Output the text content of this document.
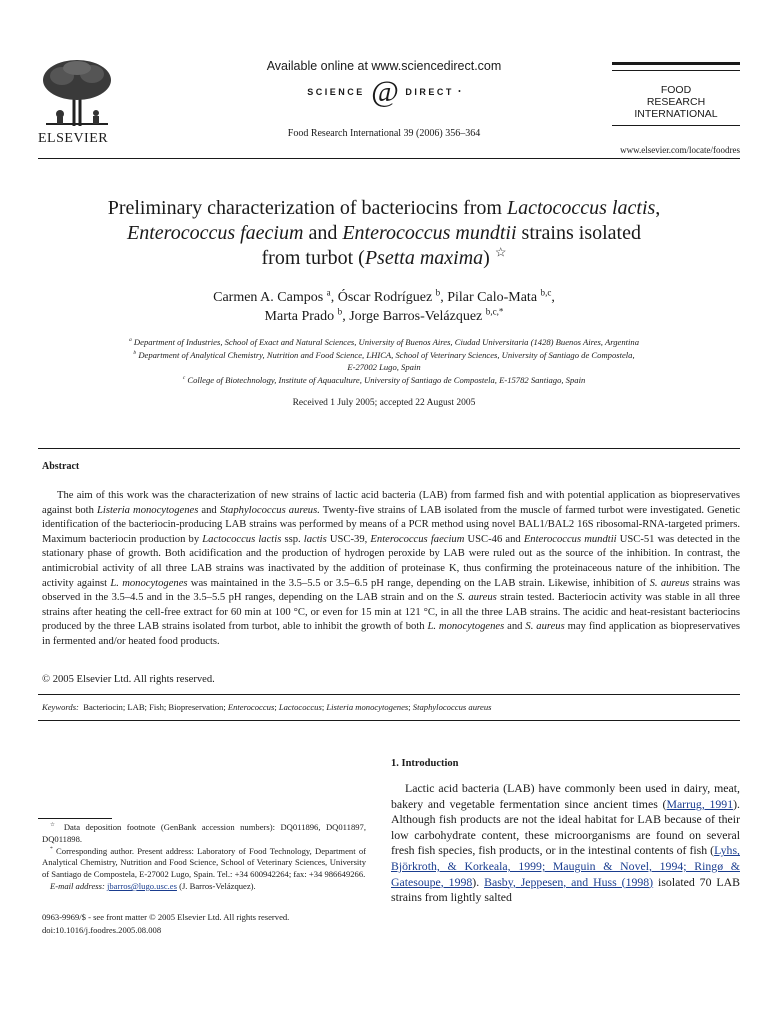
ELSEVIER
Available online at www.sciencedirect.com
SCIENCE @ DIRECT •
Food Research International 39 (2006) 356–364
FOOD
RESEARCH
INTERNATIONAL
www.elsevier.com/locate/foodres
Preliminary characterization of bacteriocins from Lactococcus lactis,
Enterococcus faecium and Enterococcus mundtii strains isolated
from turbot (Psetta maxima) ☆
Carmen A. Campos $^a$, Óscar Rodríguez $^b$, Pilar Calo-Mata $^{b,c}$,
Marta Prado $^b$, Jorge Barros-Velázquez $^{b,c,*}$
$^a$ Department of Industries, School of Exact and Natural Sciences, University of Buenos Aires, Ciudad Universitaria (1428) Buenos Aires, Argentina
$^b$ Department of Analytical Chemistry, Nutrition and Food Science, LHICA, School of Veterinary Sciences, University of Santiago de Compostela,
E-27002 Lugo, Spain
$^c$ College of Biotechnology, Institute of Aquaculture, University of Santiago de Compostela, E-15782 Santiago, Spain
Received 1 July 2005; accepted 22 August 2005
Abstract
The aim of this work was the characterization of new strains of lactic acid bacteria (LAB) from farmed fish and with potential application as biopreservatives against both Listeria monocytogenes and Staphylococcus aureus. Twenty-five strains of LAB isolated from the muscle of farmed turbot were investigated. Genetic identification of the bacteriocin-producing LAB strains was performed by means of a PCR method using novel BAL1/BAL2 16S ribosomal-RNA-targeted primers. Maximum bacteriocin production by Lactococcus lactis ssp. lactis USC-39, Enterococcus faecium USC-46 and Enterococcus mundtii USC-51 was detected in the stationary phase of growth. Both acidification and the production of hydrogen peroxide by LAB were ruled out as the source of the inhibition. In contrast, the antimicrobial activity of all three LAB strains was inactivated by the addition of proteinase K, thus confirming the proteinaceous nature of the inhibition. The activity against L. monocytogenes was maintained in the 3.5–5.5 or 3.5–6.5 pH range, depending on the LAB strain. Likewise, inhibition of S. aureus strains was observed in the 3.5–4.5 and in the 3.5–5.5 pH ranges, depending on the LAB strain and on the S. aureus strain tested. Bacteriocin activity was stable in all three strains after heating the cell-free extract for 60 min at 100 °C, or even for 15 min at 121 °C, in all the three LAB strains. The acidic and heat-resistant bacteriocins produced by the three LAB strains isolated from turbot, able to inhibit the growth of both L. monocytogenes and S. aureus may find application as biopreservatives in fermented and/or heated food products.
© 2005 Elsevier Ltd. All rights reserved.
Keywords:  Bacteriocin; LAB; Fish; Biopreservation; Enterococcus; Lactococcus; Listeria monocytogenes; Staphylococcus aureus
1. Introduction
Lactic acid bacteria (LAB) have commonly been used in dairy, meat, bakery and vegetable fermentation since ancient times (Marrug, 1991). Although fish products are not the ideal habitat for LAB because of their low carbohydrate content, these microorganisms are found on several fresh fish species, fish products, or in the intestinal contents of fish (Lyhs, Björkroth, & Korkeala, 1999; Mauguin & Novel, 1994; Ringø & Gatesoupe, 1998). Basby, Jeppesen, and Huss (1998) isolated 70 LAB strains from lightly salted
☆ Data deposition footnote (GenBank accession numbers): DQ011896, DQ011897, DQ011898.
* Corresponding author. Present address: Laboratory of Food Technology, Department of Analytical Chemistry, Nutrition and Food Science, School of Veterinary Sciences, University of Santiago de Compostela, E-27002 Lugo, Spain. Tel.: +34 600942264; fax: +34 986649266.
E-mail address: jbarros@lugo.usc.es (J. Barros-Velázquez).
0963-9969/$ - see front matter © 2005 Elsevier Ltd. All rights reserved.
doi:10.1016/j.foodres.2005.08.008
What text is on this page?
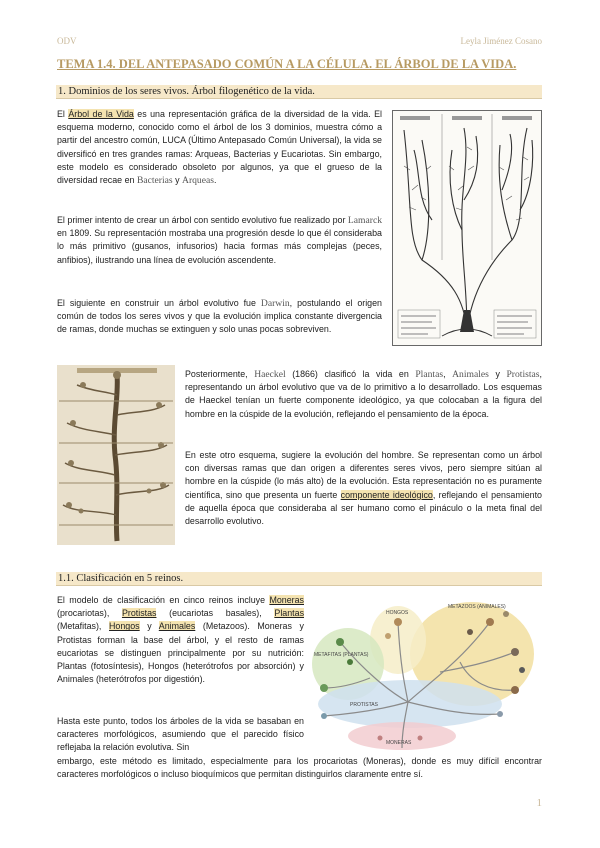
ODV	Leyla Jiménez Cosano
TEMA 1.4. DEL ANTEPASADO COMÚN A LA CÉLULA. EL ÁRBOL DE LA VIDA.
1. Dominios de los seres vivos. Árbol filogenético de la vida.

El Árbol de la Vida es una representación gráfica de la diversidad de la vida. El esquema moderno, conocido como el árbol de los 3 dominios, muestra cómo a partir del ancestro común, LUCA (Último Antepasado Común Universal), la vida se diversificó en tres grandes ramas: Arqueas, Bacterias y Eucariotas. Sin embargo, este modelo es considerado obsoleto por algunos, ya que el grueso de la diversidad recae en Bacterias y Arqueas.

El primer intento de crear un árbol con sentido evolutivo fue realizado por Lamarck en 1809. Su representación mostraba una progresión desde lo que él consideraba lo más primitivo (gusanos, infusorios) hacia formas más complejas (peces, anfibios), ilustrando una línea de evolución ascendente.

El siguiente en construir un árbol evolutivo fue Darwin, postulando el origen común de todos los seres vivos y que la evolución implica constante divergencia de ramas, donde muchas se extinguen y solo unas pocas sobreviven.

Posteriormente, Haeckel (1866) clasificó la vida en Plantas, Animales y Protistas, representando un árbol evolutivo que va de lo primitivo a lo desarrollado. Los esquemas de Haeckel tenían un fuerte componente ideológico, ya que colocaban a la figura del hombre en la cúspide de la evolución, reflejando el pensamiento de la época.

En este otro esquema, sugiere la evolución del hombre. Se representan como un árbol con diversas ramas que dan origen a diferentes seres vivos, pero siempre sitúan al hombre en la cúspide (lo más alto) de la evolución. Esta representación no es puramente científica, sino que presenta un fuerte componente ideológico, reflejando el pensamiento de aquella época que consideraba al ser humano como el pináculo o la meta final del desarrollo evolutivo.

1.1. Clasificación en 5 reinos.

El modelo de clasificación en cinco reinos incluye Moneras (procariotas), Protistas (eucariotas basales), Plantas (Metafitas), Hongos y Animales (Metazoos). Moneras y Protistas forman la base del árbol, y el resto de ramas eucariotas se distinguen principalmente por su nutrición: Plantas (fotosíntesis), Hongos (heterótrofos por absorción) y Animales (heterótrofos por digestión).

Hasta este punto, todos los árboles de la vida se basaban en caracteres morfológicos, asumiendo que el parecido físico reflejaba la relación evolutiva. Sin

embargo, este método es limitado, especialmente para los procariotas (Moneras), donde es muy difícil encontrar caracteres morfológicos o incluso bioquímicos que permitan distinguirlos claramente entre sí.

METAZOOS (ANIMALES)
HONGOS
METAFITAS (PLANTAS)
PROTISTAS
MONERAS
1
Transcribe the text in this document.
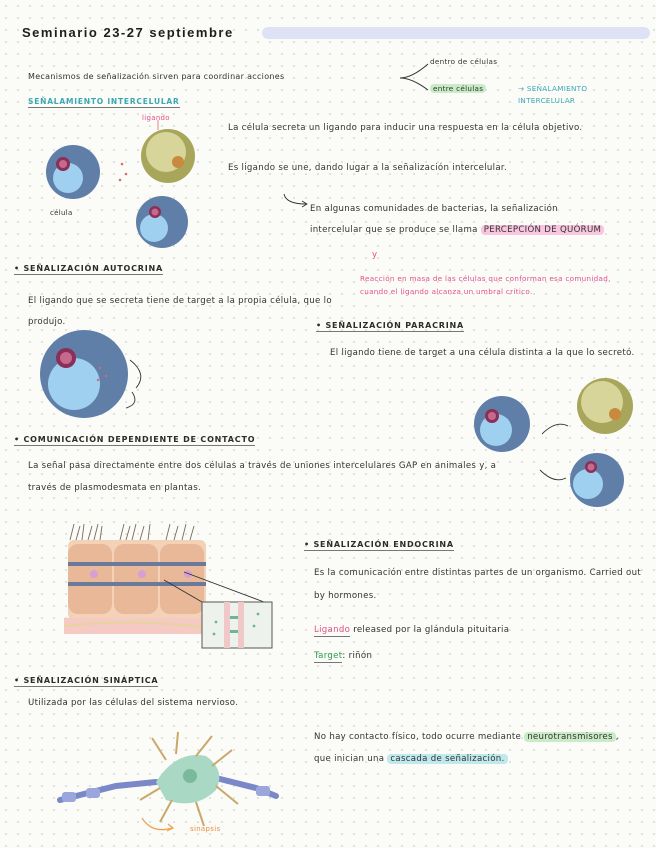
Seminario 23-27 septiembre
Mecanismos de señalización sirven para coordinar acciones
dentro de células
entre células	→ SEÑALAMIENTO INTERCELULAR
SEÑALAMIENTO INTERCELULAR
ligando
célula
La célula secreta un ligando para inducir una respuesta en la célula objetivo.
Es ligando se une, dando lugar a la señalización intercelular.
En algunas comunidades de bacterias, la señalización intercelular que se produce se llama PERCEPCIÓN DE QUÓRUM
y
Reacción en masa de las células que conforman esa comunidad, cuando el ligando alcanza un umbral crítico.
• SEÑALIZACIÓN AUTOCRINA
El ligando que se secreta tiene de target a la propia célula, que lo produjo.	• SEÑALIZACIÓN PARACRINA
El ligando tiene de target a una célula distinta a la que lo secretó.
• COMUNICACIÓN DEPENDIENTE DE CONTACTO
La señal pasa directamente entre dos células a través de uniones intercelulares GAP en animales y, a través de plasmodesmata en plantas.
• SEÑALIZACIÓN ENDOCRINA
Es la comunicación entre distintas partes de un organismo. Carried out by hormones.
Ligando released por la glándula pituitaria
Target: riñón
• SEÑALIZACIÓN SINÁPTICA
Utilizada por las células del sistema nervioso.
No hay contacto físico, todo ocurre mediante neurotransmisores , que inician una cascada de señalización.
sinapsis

--

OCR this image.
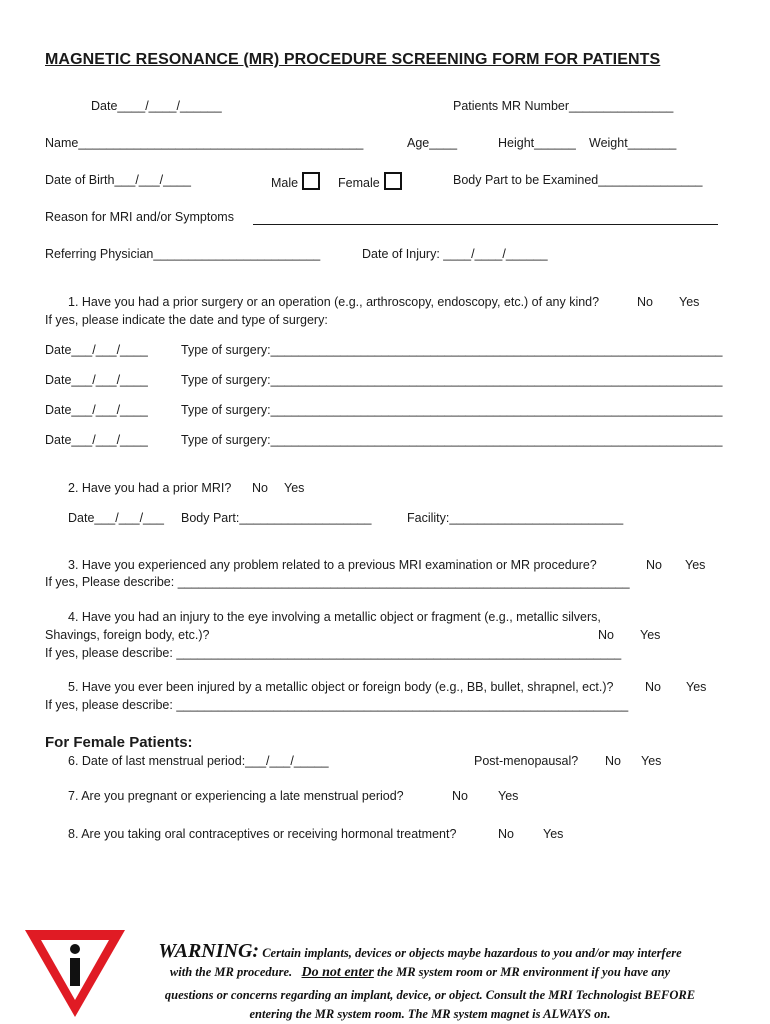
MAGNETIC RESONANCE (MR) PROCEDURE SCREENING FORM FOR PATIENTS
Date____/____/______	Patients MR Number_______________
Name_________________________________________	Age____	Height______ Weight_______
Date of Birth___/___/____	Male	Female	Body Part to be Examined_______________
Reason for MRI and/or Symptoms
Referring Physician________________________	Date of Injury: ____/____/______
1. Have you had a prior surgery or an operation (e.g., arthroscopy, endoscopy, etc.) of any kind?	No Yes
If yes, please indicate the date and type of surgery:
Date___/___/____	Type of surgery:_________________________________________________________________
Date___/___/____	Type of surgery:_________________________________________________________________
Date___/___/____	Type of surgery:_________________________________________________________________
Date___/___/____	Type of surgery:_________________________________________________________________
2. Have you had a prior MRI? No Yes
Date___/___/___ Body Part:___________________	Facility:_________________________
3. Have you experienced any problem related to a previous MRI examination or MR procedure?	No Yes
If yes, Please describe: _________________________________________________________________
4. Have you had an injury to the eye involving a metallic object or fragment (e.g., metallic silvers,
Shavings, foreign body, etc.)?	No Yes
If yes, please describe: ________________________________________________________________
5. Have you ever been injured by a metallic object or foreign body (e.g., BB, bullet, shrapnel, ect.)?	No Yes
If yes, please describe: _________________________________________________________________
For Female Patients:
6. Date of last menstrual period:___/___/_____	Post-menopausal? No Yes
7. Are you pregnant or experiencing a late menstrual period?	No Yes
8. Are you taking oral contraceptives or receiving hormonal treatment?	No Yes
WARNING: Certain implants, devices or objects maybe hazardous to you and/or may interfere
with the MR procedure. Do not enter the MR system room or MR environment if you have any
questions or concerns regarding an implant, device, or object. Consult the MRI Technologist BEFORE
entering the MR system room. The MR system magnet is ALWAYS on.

==

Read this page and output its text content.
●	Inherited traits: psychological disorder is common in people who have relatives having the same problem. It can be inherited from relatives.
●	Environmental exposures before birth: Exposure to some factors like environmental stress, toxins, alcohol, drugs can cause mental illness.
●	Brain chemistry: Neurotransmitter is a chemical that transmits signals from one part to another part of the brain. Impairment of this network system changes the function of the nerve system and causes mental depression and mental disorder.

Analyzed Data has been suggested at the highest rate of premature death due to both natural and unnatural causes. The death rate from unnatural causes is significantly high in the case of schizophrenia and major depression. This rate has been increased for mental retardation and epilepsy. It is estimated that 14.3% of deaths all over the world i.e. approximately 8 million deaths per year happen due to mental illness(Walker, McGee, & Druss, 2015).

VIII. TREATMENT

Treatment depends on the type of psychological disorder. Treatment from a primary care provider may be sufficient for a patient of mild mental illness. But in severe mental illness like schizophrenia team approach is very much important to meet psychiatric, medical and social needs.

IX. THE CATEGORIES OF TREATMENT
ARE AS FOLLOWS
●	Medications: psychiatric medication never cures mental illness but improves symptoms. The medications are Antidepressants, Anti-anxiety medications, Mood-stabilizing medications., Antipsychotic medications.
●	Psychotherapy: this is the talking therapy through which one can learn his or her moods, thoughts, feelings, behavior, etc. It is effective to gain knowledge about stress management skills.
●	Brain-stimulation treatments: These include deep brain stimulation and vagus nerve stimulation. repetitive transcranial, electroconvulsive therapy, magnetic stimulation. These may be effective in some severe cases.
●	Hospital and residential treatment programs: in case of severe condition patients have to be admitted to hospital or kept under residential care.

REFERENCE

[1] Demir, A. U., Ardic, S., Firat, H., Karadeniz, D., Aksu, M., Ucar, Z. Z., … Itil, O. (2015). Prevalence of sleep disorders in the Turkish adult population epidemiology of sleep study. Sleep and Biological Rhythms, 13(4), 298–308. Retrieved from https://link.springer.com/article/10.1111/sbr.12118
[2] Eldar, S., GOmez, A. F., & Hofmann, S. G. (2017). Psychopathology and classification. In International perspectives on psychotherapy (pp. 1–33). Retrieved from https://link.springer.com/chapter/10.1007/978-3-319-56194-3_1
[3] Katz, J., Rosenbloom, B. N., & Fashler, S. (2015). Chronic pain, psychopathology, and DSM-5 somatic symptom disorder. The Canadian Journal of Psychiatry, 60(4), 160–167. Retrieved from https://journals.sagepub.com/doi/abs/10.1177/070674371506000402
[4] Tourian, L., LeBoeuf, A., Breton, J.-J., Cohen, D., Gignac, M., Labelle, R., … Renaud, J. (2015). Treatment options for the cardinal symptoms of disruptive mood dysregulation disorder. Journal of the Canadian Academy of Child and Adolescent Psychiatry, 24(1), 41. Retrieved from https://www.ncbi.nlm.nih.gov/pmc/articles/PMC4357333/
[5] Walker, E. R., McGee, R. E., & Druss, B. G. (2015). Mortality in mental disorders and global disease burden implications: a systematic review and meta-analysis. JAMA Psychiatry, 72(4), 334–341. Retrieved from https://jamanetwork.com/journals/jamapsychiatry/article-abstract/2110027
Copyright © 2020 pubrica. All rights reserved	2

▸ PROBLEM TO SOLVE
Copy all lines of the material above where the string "componente" occurs.

▸ REPLY
Posteriormente, Haeckel (1866) clasificó la vida en Plantas, Animales y Protistas, representando un árbol evolutivo que va de lo primitivo a lo desarrollado. Los esquemas de Haeckel tenían un fuerte componente ideológico, ya que colocaban a la figura del hombre en la cúspide de la evolución, reflejando el pensamiento de la época.
En este otro esquema, sugiere la evolución del hombre. Se representan como un árbol con diversas ramas que dan origen a diferentes seres vivos, pero siempre sitúan al hombre en la cúspide (lo más alto) de la evolución. Esta representación no es puramente científica, sino que presenta un fuerte componente ideológico, reflejando el pensamiento de aquella época que consideraba al ser humano como el pináculo o la meta final del desarrollo evolutivo.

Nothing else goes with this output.